> _WHAT IS ASKED_
Using the material that follows, identify and copy each line with the string "evidence".

Data excerpts:
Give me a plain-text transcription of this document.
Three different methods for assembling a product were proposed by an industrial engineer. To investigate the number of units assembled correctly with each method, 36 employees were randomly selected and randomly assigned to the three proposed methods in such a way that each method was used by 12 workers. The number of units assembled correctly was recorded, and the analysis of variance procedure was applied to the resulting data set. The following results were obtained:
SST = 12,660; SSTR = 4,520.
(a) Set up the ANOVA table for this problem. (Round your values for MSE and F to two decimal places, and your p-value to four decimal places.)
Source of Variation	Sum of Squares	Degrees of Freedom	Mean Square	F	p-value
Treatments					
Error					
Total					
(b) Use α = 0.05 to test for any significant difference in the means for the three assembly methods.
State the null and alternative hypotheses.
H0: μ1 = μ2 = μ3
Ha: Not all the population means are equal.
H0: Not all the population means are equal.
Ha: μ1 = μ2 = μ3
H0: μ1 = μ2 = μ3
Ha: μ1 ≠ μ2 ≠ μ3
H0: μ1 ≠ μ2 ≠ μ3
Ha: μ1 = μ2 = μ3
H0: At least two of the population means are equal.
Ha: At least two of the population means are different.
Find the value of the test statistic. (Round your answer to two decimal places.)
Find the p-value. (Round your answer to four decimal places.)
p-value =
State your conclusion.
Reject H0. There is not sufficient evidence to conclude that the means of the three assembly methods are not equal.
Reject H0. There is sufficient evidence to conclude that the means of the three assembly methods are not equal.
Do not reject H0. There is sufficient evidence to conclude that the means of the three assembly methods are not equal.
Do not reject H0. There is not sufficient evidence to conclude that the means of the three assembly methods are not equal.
--
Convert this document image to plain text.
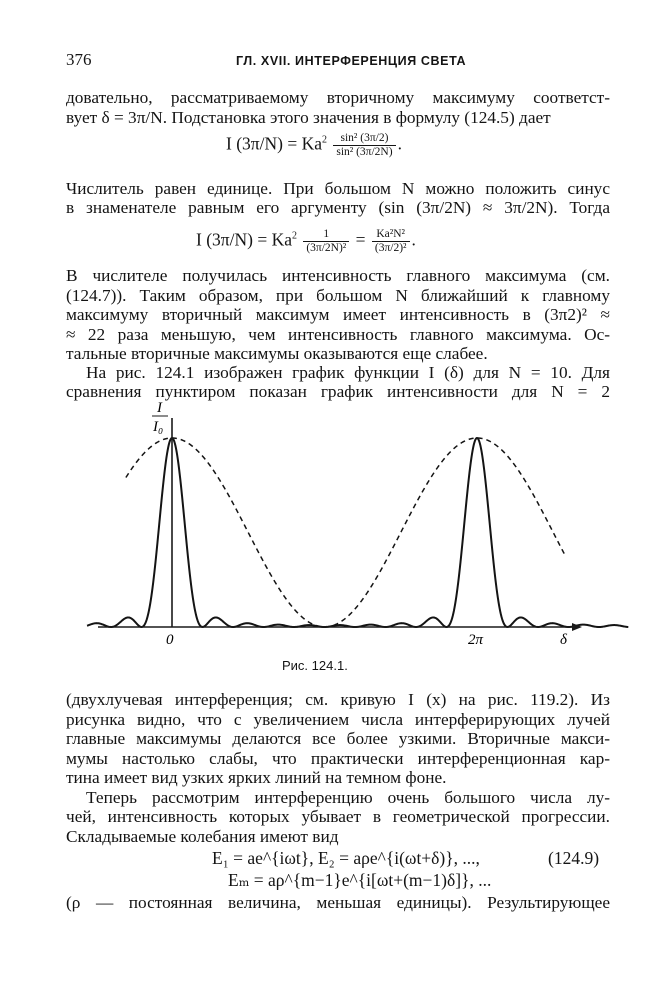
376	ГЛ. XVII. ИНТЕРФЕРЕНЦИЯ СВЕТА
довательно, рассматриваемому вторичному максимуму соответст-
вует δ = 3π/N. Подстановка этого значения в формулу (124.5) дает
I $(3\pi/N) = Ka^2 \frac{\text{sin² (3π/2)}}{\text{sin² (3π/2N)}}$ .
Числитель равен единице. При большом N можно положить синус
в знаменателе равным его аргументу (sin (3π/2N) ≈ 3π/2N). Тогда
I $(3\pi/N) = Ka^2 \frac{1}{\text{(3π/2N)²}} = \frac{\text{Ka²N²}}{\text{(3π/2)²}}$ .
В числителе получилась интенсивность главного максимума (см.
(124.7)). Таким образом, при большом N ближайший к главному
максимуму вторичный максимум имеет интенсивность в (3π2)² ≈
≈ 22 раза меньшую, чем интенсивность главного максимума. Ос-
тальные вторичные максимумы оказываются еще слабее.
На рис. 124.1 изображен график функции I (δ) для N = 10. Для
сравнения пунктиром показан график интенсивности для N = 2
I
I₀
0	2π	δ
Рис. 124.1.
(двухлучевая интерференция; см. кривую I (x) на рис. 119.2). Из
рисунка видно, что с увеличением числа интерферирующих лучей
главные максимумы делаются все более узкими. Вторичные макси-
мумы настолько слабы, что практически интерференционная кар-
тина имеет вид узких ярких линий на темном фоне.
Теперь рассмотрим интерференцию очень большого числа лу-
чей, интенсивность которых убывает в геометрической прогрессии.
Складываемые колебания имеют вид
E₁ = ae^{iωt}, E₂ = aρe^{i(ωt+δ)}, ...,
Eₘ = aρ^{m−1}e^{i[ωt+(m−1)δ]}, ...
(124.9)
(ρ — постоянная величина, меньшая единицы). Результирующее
==
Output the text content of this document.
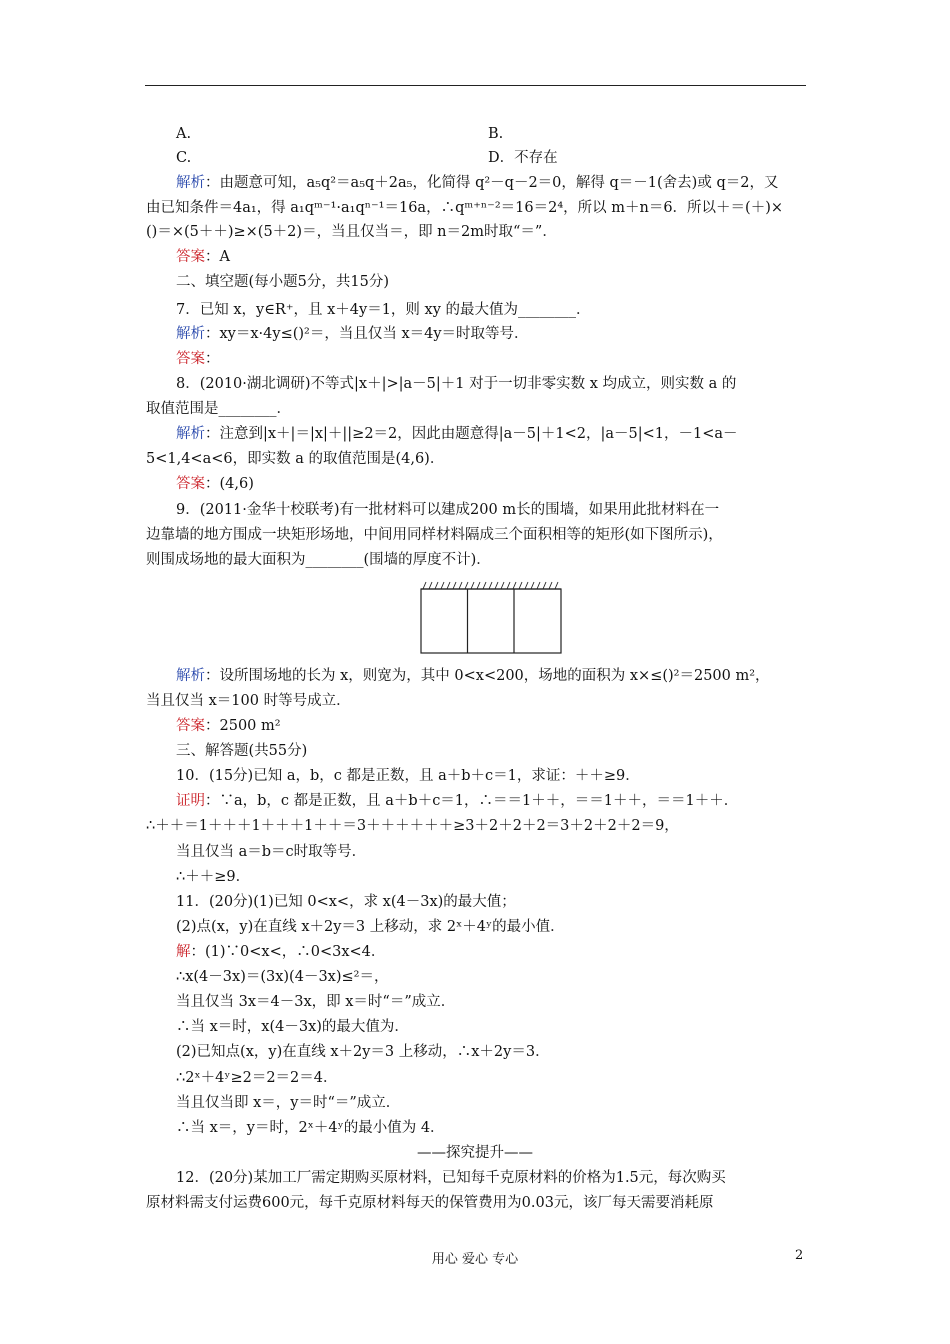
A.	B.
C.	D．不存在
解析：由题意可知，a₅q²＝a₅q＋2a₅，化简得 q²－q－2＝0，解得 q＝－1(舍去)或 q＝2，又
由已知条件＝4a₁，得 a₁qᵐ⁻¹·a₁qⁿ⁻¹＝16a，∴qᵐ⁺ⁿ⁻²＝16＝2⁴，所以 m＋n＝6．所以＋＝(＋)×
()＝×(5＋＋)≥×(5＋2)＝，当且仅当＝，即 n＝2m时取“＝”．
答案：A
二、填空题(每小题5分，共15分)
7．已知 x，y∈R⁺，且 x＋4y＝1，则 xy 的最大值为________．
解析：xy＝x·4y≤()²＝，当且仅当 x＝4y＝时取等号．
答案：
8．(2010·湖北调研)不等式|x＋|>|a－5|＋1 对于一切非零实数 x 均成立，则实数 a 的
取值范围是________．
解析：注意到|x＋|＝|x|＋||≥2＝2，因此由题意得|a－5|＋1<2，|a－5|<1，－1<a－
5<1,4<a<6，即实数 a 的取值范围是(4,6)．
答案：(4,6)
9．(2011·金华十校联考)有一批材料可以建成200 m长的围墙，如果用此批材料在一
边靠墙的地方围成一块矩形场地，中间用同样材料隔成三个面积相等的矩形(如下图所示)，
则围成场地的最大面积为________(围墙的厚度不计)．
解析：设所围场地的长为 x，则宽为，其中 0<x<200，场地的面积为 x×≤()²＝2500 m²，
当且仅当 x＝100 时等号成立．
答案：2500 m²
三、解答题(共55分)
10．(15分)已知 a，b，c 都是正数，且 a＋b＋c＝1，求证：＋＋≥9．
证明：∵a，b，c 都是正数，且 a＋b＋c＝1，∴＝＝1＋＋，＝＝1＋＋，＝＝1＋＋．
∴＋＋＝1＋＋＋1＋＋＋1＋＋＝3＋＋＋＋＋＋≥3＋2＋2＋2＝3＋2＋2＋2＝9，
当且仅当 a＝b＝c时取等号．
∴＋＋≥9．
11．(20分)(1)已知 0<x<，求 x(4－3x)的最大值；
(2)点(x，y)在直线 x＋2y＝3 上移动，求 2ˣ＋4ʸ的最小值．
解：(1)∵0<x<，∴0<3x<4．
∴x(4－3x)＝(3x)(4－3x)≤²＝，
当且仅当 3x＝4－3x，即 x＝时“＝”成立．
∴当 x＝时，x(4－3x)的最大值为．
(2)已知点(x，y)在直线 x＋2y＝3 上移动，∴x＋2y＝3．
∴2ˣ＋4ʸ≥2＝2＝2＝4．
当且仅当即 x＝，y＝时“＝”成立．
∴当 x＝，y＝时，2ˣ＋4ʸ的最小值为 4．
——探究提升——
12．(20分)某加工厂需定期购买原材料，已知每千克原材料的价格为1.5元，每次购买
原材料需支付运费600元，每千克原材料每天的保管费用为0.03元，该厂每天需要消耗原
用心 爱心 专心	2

> _OUTPUT BELOW_
Reject H0. There is not sufficient evidence to conclude that the means of the three assembly methods are not equal.
Reject H0. There is sufficient evidence to conclude that the means of the three assembly methods are not equal.
Do not reject H0. There is sufficient evidence to conclude that the means of the three assembly methods are not equal.
Do not reject H0. There is not sufficient evidence to conclude that the means of the three assembly methods are not equal.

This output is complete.